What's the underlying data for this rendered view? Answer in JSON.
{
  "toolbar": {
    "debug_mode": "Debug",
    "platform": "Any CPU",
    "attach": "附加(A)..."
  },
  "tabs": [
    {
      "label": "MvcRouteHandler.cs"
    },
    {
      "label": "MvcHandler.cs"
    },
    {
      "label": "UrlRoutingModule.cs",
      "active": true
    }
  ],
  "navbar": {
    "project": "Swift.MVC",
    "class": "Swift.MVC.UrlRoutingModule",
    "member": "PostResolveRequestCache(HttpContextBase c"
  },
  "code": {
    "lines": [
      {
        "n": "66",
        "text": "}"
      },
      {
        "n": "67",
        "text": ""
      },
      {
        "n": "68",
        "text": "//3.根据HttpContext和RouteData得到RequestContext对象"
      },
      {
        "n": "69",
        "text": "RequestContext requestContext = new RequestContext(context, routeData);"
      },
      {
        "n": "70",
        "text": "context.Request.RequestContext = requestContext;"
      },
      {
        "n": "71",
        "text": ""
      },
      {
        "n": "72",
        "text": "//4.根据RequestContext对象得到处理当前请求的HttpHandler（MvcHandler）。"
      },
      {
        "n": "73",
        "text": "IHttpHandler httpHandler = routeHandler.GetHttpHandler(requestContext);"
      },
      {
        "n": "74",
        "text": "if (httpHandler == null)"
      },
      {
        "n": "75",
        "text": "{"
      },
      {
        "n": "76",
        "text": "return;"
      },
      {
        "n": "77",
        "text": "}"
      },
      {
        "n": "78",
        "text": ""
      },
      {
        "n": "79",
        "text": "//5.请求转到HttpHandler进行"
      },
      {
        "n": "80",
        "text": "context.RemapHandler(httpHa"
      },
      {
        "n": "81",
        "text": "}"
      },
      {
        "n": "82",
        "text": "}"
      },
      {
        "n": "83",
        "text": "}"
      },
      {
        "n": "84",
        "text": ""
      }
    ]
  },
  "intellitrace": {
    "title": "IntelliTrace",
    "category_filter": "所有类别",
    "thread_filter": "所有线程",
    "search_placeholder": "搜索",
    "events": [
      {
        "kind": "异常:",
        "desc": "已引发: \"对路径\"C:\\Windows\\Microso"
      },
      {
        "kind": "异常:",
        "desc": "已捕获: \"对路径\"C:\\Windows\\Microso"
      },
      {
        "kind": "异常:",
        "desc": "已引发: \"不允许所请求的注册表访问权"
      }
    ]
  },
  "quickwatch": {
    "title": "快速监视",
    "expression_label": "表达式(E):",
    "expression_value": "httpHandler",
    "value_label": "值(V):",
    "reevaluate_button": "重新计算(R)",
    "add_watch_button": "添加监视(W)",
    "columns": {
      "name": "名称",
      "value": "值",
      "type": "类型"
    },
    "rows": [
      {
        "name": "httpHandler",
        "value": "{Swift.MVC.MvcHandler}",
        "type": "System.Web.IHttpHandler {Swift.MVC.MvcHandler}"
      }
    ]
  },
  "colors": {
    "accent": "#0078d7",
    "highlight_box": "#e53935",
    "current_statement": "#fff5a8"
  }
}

▸ OBJECTIVE
Write out the full listing, keeping every line exactly as it is.

▸ TASK RESULT
What's the underlying data for this rendered view? Answer in JSON.
{
  "toolbar": {
    "debug_mode": "Debug",
    "platform": "Any CPU",
    "attach": "附加(A)..."
  },
  "tabs": [
    {
      "label": "MvcRouteHandler.cs"
    },
    {
      "label": "MvcHandler.cs"
    },
    {
      "label": "UrlRoutingModule.cs",
      "active": true
    }
  ],
  "navbar": {
    "project": "Swift.MVC",
    "class": "Swift.MVC.UrlRoutingModule",
    "member": "PostResolveRequestCache(HttpContextBase c"
  },
  "code": {
    "lines": [
      {
        "n": "66",
        "text": "}"
      },
      {
        "n": "67",
        "text": ""
      },
      {
        "n": "68",
        "text": "//3.根据HttpContext和RouteData得到RequestContext对象"
      },
      {
        "n": "69",
        "text": "RequestContext requestContext = new RequestContext(context, routeData);"
      },
      {
        "n": "70",
        "text": "context.Request.RequestContext = requestContext;"
      },
      {
        "n": "71",
        "text": ""
      },
      {
        "n": "72",
        "text": "//4.根据RequestContext对象得到处理当前请求的HttpHandler（MvcHandler）。"
      },
      {
        "n": "73",
        "text": "IHttpHandler httpHandler = routeHandler.GetHttpHandler(requestContext);"
      },
      {
        "n": "74",
        "text": "if (httpHandler == null)"
      },
      {
        "n": "75",
        "text": "{"
      },
      {
        "n": "76",
        "text": "return;"
      },
      {
        "n": "77",
        "text": "}"
      },
      {
        "n": "78",
        "text": ""
      },
      {
        "n": "79",
        "text": "//5.请求转到HttpHandler进行"
      },
      {
        "n": "80",
        "text": "context.RemapHandler(httpHa"
      },
      {
        "n": "81",
        "text": "}"
      },
      {
        "n": "82",
        "text": "}"
      },
      {
        "n": "83",
        "text": "}"
      },
      {
        "n": "84",
        "text": ""
      }
    ]
  },
  "intellitrace": {
    "title": "IntelliTrace",
    "category_filter": "所有类别",
    "thread_filter": "所有线程",
    "search_placeholder": "搜索",
    "events": [
      {
        "kind": "异常:",
        "desc": "已引发: \"对路径\"C:\\Windows\\Microso"
      },
      {
        "kind": "异常:",
        "desc": "已捕获: \"对路径\"C:\\Windows\\Microso"
      },
      {
        "kind": "异常:",
        "desc": "已引发: \"不允许所请求的注册表访问权"
      }
    ]
  },
  "quickwatch": {
    "title": "快速监视",
    "expression_label": "表达式(E):",
    "expression_value": "httpHandler",
    "value_label": "值(V):",
    "reevaluate_button": "重新计算(R)",
    "add_watch_button": "添加监视(W)",
    "columns": {
      "name": "名称",
      "value": "值",
      "type": "类型"
    },
    "rows": [
      {
        "name": "httpHandler",
        "value": "{Swift.MVC.MvcHandler}",
        "type": "System.Web.IHttpHandler {Swift.MVC.MvcHandler}"
      }
    ]
  },
  "colors": {
    "accent": "#0078d7",
    "highlight_box": "#e53935",
    "current_statement": "#fff5a8"
  }
}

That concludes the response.